Start Dataset content

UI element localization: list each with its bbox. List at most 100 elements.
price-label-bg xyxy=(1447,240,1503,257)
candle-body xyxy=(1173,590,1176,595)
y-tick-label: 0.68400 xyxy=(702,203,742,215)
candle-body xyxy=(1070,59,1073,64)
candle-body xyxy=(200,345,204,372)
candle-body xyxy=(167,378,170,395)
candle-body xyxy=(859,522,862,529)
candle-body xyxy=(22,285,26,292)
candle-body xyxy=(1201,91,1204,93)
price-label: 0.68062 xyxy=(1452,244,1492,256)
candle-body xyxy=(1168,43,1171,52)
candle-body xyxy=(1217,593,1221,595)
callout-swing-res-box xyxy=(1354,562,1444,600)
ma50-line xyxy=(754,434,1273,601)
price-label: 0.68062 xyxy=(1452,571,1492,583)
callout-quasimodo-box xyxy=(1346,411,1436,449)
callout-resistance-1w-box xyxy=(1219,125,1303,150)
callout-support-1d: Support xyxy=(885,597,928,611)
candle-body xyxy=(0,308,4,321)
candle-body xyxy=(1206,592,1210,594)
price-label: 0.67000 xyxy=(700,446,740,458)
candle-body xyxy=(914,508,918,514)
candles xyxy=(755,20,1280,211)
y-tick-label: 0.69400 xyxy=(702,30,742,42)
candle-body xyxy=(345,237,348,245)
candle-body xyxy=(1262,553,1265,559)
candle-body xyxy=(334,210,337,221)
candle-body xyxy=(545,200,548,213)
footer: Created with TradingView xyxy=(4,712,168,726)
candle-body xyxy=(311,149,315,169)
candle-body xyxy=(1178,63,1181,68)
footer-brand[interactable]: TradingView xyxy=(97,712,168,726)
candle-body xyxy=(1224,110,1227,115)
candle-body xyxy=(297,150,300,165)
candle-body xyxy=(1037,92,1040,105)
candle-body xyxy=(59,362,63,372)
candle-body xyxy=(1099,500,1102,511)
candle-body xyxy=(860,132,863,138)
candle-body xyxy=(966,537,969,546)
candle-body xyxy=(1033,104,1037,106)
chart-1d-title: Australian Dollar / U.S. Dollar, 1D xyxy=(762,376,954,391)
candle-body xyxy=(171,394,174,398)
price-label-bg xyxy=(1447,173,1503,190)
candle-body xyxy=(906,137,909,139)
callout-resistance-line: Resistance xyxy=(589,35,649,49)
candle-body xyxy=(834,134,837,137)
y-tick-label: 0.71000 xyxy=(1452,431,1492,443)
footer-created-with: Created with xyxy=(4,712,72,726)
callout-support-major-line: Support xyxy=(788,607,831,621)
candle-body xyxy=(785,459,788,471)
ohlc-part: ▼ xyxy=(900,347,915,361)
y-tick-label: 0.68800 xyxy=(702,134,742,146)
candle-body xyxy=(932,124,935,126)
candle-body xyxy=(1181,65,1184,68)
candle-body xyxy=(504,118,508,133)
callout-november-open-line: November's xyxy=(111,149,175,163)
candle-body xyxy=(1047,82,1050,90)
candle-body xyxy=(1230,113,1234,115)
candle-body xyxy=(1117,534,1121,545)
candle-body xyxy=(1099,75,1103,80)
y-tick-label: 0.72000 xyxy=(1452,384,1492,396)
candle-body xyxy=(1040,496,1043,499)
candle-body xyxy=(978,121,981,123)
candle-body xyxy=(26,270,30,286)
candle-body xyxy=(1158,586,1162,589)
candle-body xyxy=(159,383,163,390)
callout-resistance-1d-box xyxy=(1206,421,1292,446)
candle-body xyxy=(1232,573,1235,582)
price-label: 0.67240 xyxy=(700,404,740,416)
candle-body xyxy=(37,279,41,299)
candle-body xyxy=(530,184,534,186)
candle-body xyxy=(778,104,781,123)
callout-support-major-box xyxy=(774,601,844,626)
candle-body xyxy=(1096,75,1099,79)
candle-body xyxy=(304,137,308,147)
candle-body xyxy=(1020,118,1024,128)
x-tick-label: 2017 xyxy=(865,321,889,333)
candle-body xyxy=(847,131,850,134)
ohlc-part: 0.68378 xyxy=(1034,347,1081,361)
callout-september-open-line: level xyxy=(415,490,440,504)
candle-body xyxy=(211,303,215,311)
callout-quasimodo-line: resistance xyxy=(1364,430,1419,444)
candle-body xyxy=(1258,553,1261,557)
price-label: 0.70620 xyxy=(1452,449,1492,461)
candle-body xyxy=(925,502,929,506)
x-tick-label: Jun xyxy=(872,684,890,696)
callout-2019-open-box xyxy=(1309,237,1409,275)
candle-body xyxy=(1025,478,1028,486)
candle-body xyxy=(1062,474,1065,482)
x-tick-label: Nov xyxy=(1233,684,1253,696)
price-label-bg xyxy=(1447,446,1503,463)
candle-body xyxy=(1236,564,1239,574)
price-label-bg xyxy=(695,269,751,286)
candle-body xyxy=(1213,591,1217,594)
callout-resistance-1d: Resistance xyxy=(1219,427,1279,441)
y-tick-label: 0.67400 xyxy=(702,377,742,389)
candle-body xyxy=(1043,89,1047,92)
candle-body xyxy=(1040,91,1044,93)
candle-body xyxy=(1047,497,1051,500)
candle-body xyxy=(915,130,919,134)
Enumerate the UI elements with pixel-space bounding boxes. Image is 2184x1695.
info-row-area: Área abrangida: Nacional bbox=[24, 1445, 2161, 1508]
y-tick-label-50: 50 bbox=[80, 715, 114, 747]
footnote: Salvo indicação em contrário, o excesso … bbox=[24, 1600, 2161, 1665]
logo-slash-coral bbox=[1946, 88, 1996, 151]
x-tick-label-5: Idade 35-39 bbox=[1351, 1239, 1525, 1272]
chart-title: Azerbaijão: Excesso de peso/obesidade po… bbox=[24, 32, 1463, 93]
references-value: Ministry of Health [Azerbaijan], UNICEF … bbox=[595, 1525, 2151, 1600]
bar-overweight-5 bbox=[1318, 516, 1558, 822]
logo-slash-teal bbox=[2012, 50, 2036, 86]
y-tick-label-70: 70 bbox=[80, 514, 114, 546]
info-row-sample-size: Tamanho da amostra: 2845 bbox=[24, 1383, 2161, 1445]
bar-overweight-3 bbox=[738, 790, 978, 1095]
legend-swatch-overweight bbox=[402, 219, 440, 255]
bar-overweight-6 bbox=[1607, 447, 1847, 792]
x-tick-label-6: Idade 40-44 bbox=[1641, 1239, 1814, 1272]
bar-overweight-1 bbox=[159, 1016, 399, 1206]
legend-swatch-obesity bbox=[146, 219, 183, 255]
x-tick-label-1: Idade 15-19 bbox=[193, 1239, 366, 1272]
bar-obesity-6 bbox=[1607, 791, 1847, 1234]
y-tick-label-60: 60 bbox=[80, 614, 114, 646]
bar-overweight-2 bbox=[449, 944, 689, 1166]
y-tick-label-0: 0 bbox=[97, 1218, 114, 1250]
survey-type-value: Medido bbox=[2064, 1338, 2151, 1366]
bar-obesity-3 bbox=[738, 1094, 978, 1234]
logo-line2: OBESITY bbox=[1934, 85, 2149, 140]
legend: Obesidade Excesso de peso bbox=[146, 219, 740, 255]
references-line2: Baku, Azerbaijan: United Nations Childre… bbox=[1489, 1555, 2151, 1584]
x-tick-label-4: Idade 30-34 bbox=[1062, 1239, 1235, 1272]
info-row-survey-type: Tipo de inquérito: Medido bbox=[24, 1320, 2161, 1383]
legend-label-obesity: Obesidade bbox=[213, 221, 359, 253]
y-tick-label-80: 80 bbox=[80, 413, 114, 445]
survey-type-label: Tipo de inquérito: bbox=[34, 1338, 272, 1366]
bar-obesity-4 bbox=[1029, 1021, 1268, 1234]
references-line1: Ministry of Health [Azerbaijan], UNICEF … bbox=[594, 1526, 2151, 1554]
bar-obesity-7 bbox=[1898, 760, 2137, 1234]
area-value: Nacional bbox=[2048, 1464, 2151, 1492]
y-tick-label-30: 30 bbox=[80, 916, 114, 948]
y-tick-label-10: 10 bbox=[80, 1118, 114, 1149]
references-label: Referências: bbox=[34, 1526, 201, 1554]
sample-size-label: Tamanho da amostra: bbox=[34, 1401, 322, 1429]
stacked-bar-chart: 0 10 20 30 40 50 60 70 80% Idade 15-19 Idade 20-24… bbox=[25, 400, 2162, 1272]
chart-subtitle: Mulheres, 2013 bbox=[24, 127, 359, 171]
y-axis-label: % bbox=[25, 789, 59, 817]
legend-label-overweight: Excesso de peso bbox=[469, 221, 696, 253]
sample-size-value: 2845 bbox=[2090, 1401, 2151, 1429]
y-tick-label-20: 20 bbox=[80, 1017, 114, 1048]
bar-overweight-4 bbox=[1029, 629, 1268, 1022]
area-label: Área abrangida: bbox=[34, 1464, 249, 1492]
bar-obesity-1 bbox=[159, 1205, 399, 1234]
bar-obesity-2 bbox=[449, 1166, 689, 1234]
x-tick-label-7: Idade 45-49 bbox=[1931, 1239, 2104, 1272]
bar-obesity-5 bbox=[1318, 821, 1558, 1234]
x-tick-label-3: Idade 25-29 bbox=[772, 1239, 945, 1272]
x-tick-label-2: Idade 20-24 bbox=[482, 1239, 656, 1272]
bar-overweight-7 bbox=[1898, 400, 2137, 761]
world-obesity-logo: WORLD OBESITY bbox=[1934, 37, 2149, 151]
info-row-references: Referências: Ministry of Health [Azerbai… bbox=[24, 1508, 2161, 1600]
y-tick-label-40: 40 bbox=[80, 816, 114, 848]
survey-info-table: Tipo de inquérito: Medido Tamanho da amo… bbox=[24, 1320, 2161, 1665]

End Dataset content

# Aim of the task
Repeat verbatim the lines starting at the beginning of the entries and ending at the line containing "candle-body xyxy=(859,522,862,529)", both ends included.

# Result of this task
UI element localization: list each with its bbox. List at most 100 elements.
price-label-bg xyxy=(1447,240,1503,257)
candle-body xyxy=(1173,590,1176,595)
y-tick-label: 0.68400 xyxy=(702,203,742,215)
candle-body xyxy=(1070,59,1073,64)
candle-body xyxy=(200,345,204,372)
candle-body xyxy=(167,378,170,395)
candle-body xyxy=(859,522,862,529)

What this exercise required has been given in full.